**REQUIRED TASK:** Review the material and extract every line in which the word "BELLO" occurs.
◆ ◆ ◆ ◆
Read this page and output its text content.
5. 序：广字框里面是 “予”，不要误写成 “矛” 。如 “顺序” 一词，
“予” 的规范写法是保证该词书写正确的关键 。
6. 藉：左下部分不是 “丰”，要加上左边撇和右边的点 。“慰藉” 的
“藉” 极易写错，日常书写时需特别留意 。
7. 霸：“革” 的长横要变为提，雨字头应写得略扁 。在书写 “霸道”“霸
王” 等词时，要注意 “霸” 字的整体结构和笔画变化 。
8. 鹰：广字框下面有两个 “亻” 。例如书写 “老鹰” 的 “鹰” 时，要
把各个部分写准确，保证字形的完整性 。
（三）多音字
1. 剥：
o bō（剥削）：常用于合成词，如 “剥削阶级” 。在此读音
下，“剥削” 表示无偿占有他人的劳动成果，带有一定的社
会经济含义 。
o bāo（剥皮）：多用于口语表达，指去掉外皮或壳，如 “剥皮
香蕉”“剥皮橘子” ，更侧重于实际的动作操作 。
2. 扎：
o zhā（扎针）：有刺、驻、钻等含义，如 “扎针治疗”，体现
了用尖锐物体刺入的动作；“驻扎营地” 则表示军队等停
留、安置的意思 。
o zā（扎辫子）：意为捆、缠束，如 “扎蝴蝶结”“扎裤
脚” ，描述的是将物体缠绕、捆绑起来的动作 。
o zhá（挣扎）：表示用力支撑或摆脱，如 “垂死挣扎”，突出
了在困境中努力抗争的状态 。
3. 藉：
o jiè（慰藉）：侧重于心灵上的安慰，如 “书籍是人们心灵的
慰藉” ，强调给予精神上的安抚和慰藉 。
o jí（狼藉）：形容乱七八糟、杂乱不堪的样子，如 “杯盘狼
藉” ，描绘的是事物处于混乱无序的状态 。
◆ ◆ ◆ ◆
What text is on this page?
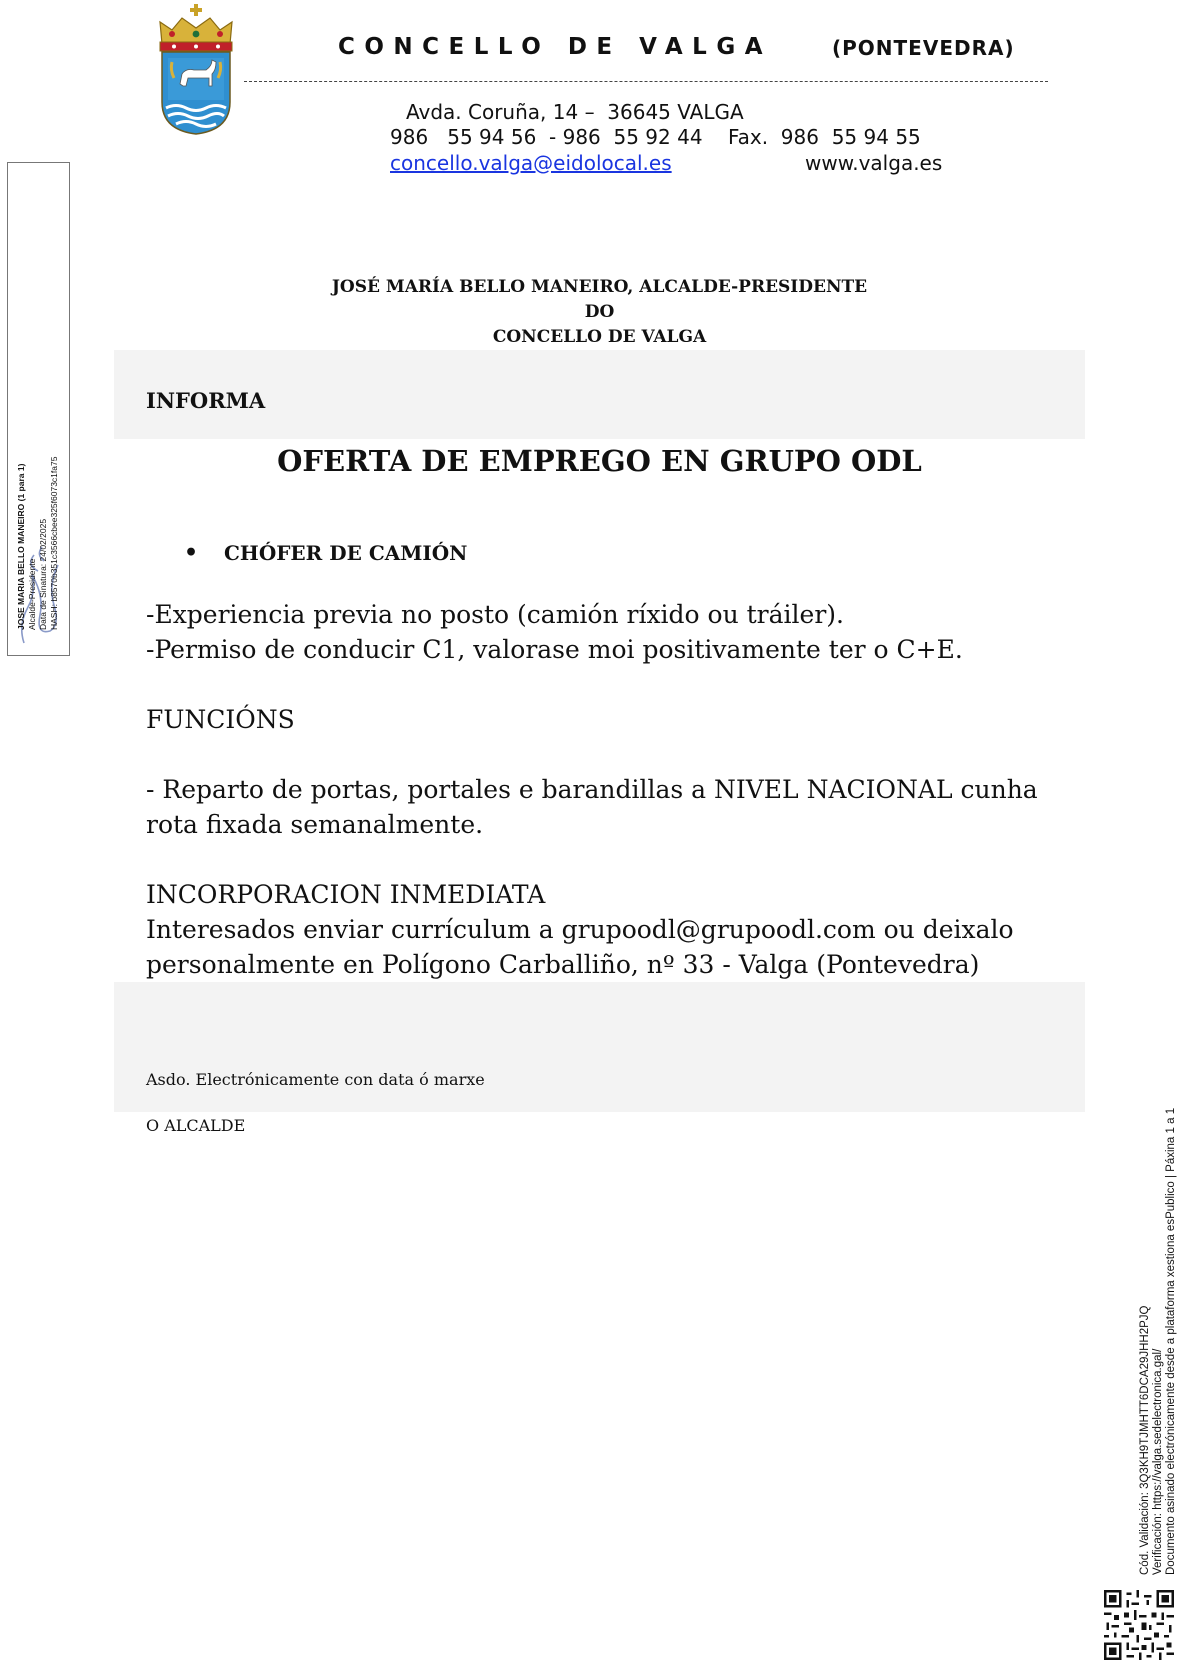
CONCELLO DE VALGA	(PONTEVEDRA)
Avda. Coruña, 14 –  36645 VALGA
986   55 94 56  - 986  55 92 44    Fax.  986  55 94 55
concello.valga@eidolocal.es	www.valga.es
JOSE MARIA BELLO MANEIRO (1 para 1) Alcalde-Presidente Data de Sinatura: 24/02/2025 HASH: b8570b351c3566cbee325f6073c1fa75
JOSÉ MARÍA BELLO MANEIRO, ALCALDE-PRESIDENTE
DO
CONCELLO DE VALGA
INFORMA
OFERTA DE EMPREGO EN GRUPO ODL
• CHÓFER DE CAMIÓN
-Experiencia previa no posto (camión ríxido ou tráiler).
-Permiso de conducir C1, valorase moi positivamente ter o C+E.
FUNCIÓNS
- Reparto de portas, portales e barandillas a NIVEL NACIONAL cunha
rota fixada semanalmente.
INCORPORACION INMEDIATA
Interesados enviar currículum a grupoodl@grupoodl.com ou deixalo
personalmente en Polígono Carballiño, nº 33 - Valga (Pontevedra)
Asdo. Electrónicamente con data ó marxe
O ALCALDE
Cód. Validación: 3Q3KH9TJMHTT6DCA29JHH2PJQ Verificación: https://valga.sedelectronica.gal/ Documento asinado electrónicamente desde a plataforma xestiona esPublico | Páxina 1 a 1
◆ ◆ ◆ ◆
**TASK RESULT:**
JOSE MARIA BELLO MANEIRO (1 para 1) Alcalde-Presidente Data de Sinatura: 24/02/2025 HASH: b8570b351c3566cbee325f6073c1fa75
JOSÉ MARÍA BELLO MANEIRO, ALCALDE-PRESIDENTE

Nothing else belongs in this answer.